Records from a dataset
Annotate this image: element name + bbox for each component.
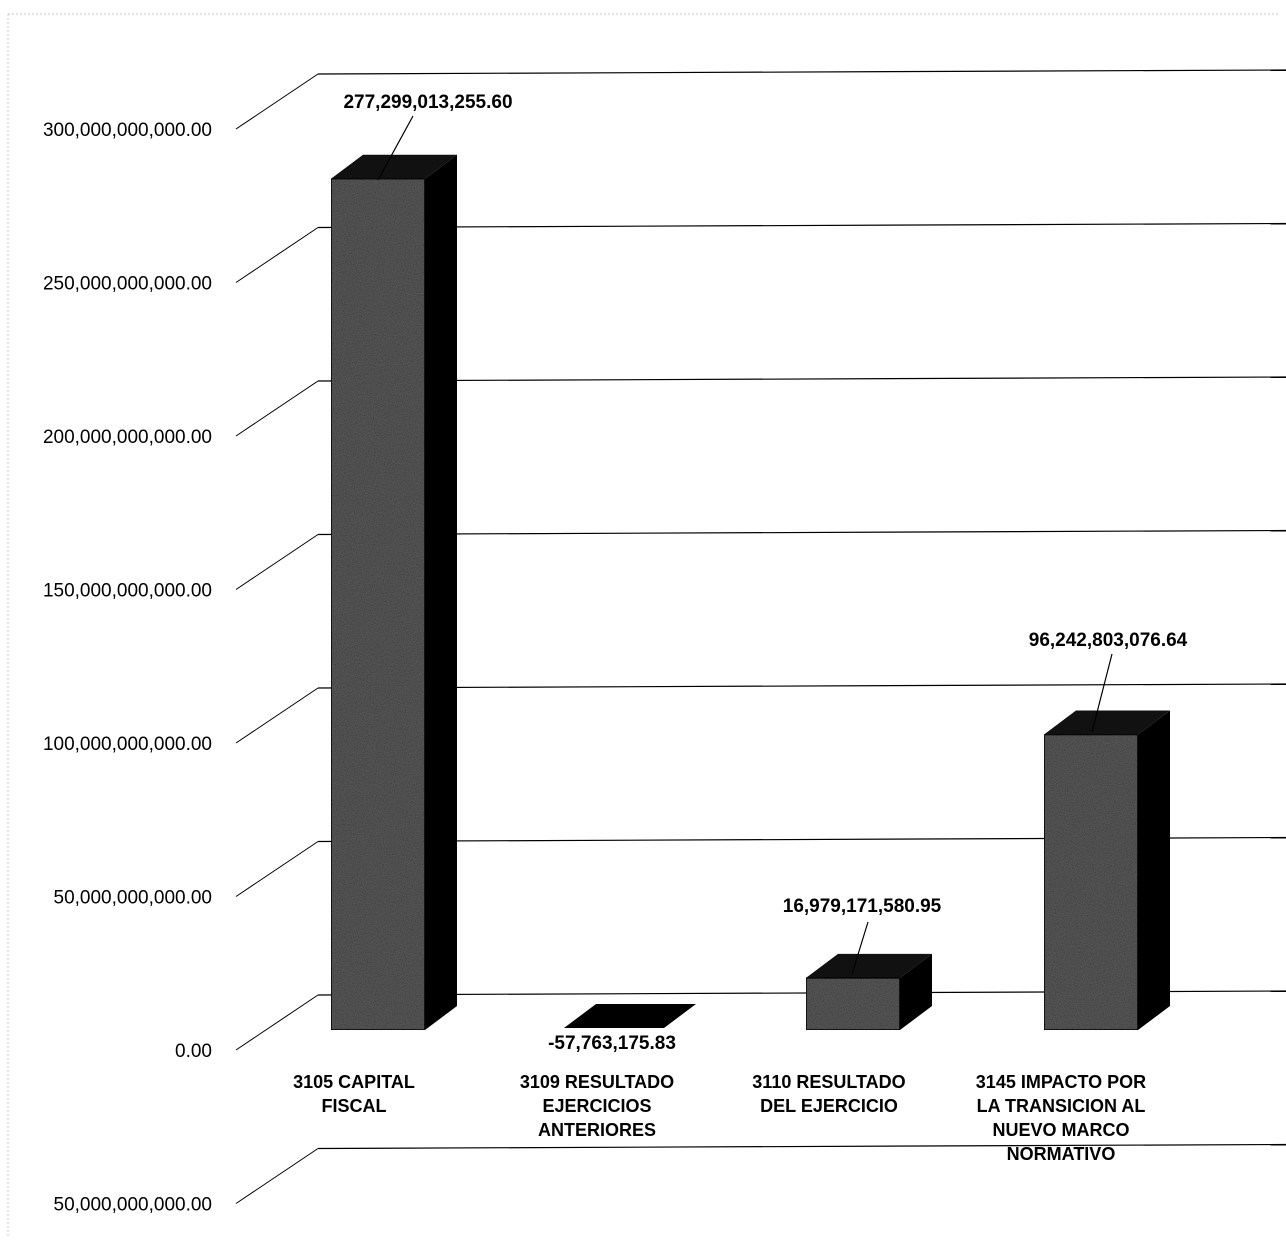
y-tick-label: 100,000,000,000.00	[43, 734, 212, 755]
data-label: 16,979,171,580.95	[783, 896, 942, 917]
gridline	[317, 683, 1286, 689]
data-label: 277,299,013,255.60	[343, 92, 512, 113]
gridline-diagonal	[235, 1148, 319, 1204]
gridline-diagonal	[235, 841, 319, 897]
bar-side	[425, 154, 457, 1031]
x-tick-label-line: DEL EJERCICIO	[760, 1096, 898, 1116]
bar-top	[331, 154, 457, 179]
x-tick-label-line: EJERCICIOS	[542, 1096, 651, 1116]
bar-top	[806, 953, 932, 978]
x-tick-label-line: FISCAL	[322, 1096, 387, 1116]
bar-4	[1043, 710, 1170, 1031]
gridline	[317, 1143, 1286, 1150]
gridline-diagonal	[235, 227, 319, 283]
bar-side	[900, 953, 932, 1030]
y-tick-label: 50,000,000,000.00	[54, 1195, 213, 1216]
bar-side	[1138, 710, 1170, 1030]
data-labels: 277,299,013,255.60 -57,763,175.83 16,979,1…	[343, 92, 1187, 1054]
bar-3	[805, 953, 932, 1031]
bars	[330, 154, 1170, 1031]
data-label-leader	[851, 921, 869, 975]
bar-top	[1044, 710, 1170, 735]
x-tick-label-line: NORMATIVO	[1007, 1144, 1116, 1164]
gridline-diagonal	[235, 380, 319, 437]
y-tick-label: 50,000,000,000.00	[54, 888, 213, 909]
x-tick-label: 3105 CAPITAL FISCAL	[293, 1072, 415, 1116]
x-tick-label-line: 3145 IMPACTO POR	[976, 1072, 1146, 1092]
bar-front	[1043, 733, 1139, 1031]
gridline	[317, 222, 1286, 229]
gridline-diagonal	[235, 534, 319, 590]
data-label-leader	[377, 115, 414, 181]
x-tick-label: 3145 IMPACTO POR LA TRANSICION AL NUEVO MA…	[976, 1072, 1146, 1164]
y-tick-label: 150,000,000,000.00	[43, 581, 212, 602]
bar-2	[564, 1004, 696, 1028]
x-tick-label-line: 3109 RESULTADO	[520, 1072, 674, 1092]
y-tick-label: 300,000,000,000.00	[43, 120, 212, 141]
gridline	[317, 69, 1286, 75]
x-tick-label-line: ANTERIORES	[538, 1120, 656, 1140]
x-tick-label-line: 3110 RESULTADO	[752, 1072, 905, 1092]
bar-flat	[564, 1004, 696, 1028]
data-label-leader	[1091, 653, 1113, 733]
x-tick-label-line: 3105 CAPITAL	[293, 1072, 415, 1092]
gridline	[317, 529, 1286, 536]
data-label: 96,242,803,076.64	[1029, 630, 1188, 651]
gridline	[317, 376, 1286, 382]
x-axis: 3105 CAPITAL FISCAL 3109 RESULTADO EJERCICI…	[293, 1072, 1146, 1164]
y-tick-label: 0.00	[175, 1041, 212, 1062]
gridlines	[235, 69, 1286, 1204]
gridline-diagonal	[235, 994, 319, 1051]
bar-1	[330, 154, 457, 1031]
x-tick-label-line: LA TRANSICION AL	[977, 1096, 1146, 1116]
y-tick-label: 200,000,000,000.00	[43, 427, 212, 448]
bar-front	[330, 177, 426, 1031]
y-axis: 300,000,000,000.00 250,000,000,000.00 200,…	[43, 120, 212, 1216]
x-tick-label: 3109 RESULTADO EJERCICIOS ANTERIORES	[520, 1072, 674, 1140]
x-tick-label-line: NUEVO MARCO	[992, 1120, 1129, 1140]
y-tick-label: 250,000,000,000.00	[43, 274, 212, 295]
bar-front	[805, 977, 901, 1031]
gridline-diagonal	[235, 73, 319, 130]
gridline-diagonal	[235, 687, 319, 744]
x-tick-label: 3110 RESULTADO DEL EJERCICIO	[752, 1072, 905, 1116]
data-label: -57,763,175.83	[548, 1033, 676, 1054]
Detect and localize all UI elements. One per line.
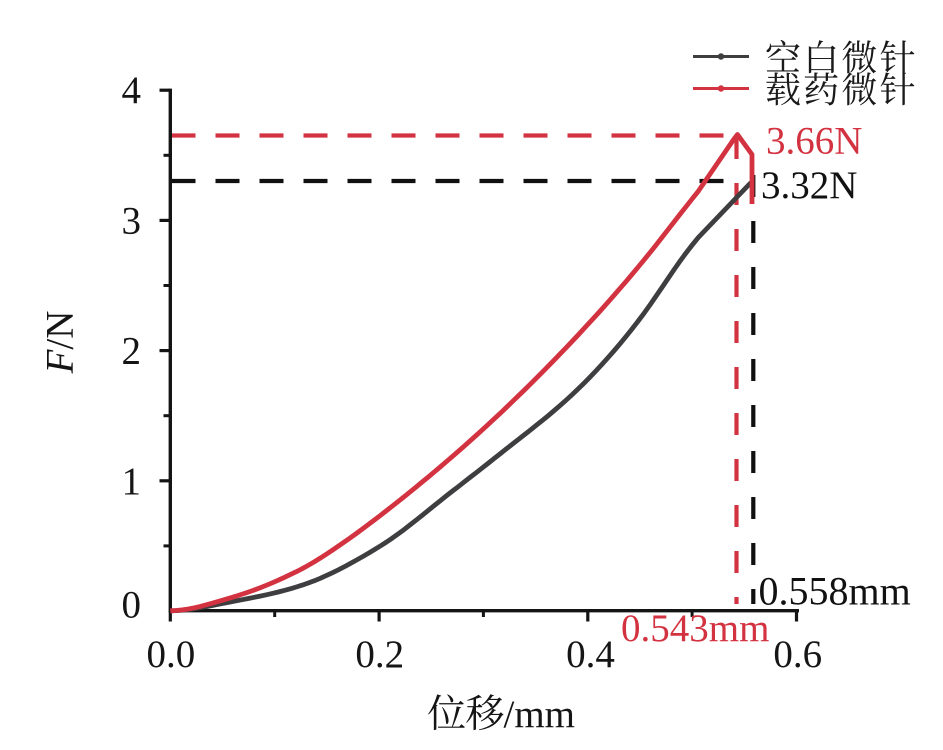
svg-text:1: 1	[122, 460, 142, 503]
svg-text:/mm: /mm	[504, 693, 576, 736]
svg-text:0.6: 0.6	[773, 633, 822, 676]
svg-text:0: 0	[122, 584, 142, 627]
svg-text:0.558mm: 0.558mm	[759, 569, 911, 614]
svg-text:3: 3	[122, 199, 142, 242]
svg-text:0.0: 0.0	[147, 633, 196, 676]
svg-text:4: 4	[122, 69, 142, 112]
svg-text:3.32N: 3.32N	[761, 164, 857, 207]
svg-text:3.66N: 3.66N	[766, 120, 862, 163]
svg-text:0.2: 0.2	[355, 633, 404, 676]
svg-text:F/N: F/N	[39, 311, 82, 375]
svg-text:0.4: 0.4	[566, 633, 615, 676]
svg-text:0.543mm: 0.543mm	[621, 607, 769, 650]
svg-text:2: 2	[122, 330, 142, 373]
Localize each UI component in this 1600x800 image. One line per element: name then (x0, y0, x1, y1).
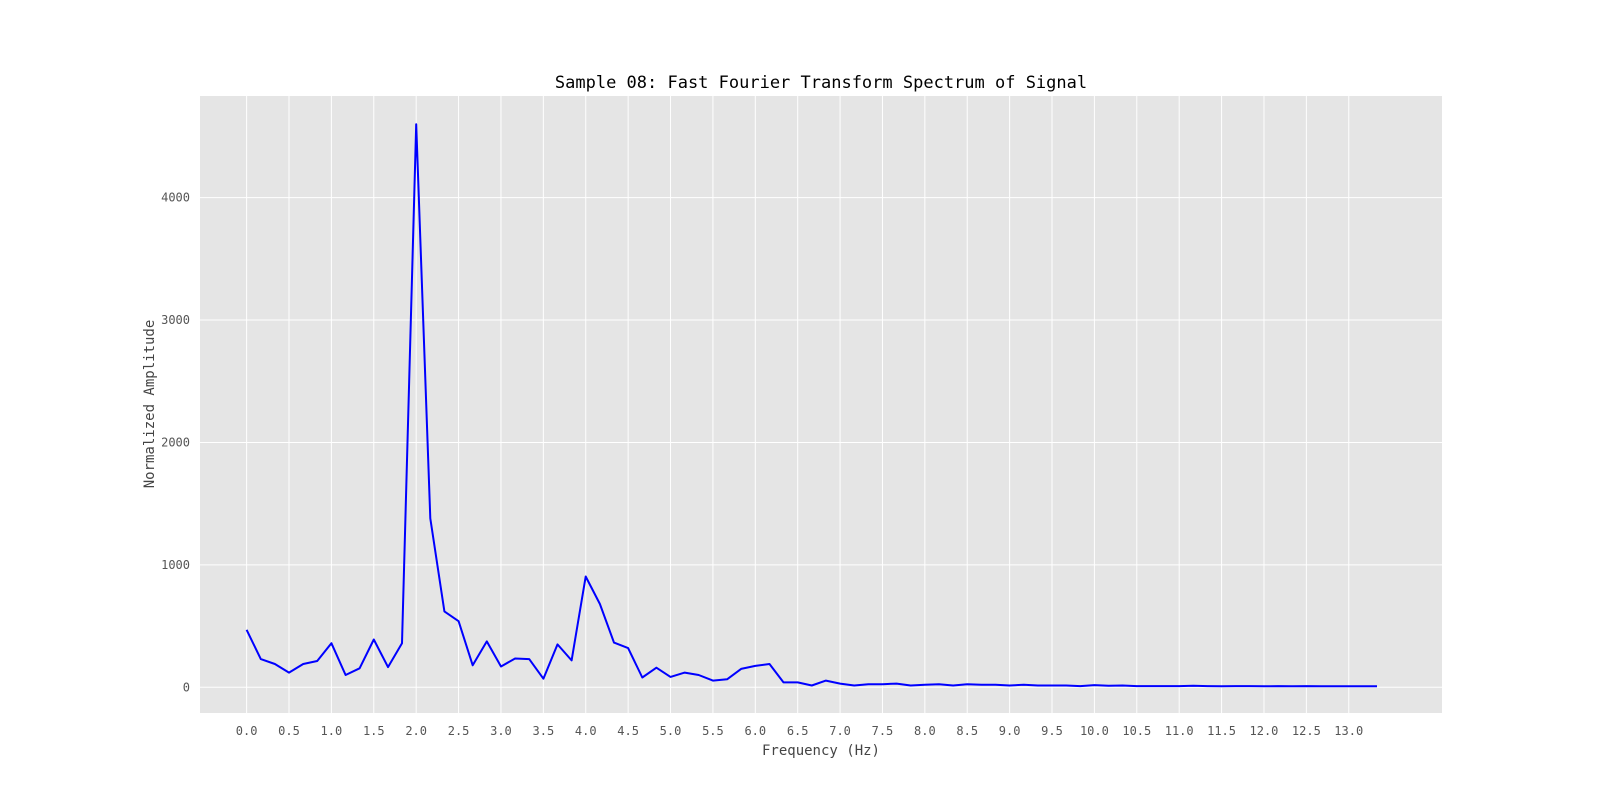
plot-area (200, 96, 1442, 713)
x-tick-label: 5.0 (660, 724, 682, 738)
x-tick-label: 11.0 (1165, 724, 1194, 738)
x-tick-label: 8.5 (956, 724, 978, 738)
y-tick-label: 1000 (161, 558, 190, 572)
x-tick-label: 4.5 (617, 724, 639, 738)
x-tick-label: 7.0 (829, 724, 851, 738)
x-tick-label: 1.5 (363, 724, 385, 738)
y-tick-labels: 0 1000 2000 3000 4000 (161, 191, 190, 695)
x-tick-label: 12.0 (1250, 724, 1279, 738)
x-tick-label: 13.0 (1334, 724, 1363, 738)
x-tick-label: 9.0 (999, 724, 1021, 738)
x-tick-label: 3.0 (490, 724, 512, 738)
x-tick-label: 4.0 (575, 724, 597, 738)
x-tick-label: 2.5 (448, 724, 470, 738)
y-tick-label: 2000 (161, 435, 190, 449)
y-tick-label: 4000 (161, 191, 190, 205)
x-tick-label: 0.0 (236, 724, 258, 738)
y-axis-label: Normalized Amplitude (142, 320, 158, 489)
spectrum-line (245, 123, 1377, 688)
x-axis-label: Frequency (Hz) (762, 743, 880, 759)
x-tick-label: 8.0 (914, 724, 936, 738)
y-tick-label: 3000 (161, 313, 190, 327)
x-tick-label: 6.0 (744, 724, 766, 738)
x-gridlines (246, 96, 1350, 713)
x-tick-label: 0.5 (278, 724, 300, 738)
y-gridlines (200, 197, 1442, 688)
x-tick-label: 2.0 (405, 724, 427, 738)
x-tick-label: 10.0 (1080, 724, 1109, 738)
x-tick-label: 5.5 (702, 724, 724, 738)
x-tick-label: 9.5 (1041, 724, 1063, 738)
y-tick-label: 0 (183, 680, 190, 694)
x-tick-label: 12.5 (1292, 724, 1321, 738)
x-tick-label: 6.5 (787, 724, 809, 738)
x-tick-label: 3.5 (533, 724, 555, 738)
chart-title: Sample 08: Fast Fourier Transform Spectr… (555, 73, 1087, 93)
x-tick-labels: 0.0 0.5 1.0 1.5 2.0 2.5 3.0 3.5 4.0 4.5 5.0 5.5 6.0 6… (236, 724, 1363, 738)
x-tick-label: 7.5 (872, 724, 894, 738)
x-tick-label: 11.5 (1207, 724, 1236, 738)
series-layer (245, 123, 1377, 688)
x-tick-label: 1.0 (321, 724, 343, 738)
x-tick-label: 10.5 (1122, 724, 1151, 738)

(Instruction)
Retype every one of the lines above without changing a character, and leave the pictures out.

(Exercise result)
Annotate this image: element name + bbox for each component.
y-tick-label: 100,000,000,000.00	[43, 734, 212, 755]
data-label: 16,979,171,580.95	[783, 896, 942, 917]
gridline	[317, 683, 1286, 689]
data-label: 277,299,013,255.60	[343, 92, 512, 113]
gridline-diagonal	[235, 1148, 319, 1204]
gridline-diagonal	[235, 841, 319, 897]
bar-side	[425, 154, 457, 1031]
x-tick-label-line: DEL EJERCICIO	[760, 1096, 898, 1116]
bar-top	[331, 154, 457, 179]
x-tick-label-line: EJERCICIOS	[542, 1096, 651, 1116]
bar-top	[806, 953, 932, 978]
x-tick-label-line: FISCAL	[322, 1096, 387, 1116]
bar-4	[1043, 710, 1170, 1031]
gridline	[317, 1143, 1286, 1150]
gridline-diagonal	[235, 227, 319, 283]
bar-side	[900, 953, 932, 1030]
y-tick-label: 50,000,000,000.00	[54, 1195, 213, 1216]
bar-side	[1138, 710, 1170, 1030]
data-labels: 277,299,013,255.60 -57,763,175.83 16,979,1…	[343, 92, 1187, 1054]
bar-3	[805, 953, 932, 1031]
bars	[330, 154, 1170, 1031]
data-label-leader	[851, 921, 869, 975]
bar-top	[1044, 710, 1170, 735]
x-tick-label-line: NORMATIVO	[1007, 1144, 1116, 1164]
gridline-diagonal	[235, 380, 319, 437]
y-tick-label: 50,000,000,000.00	[54, 888, 213, 909]
x-tick-label: 3105 CAPITAL FISCAL	[293, 1072, 415, 1116]
x-tick-label-line: 3145 IMPACTO POR	[976, 1072, 1146, 1092]
bar-front	[1043, 733, 1139, 1031]
gridline	[317, 222, 1286, 229]
gridline-diagonal	[235, 534, 319, 590]
data-label-leader	[377, 115, 414, 181]
x-tick-label: 3145 IMPACTO POR LA TRANSICION AL NUEVO MA…	[976, 1072, 1146, 1164]
y-tick-label: 150,000,000,000.00	[43, 581, 212, 602]
bar-2	[564, 1004, 696, 1028]
x-tick-label-line: 3109 RESULTADO	[520, 1072, 674, 1092]
y-tick-label: 300,000,000,000.00	[43, 120, 212, 141]
gridline	[317, 69, 1286, 75]
x-tick-label-line: ANTERIORES	[538, 1120, 656, 1140]
x-tick-label-line: 3110 RESULTADO	[752, 1072, 905, 1092]
bar-flat	[564, 1004, 696, 1028]
data-label-leader	[1091, 653, 1113, 733]
x-tick-label-line: 3105 CAPITAL	[293, 1072, 415, 1092]
gridline	[317, 529, 1286, 536]
data-label: 96,242,803,076.64	[1029, 630, 1188, 651]
gridline	[317, 376, 1286, 382]
x-axis: 3105 CAPITAL FISCAL 3109 RESULTADO EJERCICI…	[293, 1072, 1146, 1164]
y-tick-label: 0.00	[175, 1041, 212, 1062]
gridlines	[235, 69, 1286, 1204]
gridline-diagonal	[235, 994, 319, 1051]
bar-1	[330, 154, 457, 1031]
x-tick-label-line: LA TRANSICION AL	[977, 1096, 1146, 1116]
y-tick-label: 200,000,000,000.00	[43, 427, 212, 448]
bar-front	[330, 177, 426, 1031]
y-axis: 300,000,000,000.00 250,000,000,000.00 200,…	[43, 120, 212, 1216]
x-tick-label: 3109 RESULTADO EJERCICIOS ANTERIORES	[520, 1072, 674, 1140]
x-tick-label-line: NUEVO MARCO	[992, 1120, 1129, 1140]
y-tick-label: 250,000,000,000.00	[43, 274, 212, 295]
bar-front	[805, 977, 901, 1031]
gridline-diagonal	[235, 73, 319, 130]
gridline-diagonal	[235, 687, 319, 744]
x-tick-label: 3110 RESULTADO DEL EJERCICIO	[752, 1072, 905, 1116]
data-label: -57,763,175.83	[548, 1033, 676, 1054]
Detect and localize all UI elements. One per line.
svg-text:1: 1	[122, 460, 142, 503]
svg-text:/mm: /mm	[504, 693, 576, 736]
svg-text:0.6: 0.6	[773, 633, 822, 676]
svg-text:0: 0	[122, 584, 142, 627]
svg-text:0.558mm: 0.558mm	[759, 569, 911, 614]
svg-text:3: 3	[122, 199, 142, 242]
svg-text:0.0: 0.0	[147, 633, 196, 676]
svg-text:4: 4	[122, 69, 142, 112]
svg-text:3.32N: 3.32N	[761, 164, 857, 207]
svg-text:3.66N: 3.66N	[766, 120, 862, 163]
svg-text:0.2: 0.2	[355, 633, 404, 676]
svg-text:F/N: F/N	[39, 311, 82, 375]
svg-text:0.4: 0.4	[566, 633, 615, 676]
svg-text:0.543mm: 0.543mm	[621, 607, 769, 650]
svg-text:2: 2	[122, 330, 142, 373]
Localize each UI component in this 1600x800 image. One line per element: name then (x0, y0, x1, y1).
plot-area (200, 96, 1442, 713)
x-tick-label: 5.0 (660, 724, 682, 738)
x-tick-label: 11.0 (1165, 724, 1194, 738)
x-tick-label: 8.5 (956, 724, 978, 738)
y-tick-label: 1000 (161, 558, 190, 572)
x-tick-label: 4.5 (617, 724, 639, 738)
x-tick-label: 7.0 (829, 724, 851, 738)
x-tick-label: 1.5 (363, 724, 385, 738)
y-tick-labels: 0 1000 2000 3000 4000 (161, 191, 190, 695)
x-tick-label: 12.0 (1250, 724, 1279, 738)
x-tick-label: 13.0 (1334, 724, 1363, 738)
x-tick-label: 9.0 (999, 724, 1021, 738)
x-tick-label: 3.0 (490, 724, 512, 738)
x-tick-label: 4.0 (575, 724, 597, 738)
x-tick-label: 2.5 (448, 724, 470, 738)
y-tick-label: 2000 (161, 435, 190, 449)
y-tick-label: 4000 (161, 191, 190, 205)
x-tick-label: 0.0 (236, 724, 258, 738)
y-axis-label: Normalized Amplitude (142, 320, 158, 489)
spectrum-line (245, 123, 1377, 688)
x-axis-label: Frequency (Hz) (762, 743, 880, 759)
x-tick-label: 8.0 (914, 724, 936, 738)
y-tick-label: 3000 (161, 313, 190, 327)
x-tick-label: 6.0 (744, 724, 766, 738)
x-gridlines (246, 96, 1350, 713)
x-tick-label: 0.5 (278, 724, 300, 738)
y-gridlines (200, 197, 1442, 688)
x-tick-label: 2.0 (405, 724, 427, 738)
x-tick-label: 10.0 (1080, 724, 1109, 738)
x-tick-label: 5.5 (702, 724, 724, 738)
x-tick-label: 9.5 (1041, 724, 1063, 738)
y-tick-label: 0 (183, 680, 190, 694)
x-tick-label: 12.5 (1292, 724, 1321, 738)
x-tick-label: 6.5 (787, 724, 809, 738)
x-tick-label: 3.5 (533, 724, 555, 738)
chart-title: Sample 08: Fast Fourier Transform Spectr… (555, 73, 1087, 93)
x-tick-labels: 0.0 0.5 1.0 1.5 2.0 2.5 3.0 3.5 4.0 4.5 5.0 5.5 6.0 6… (236, 724, 1363, 738)
x-tick-label: 7.5 (872, 724, 894, 738)
x-tick-label: 11.5 (1207, 724, 1236, 738)
series-layer (245, 123, 1377, 688)
x-tick-label: 1.0 (321, 724, 343, 738)
x-tick-label: 10.5 (1122, 724, 1151, 738)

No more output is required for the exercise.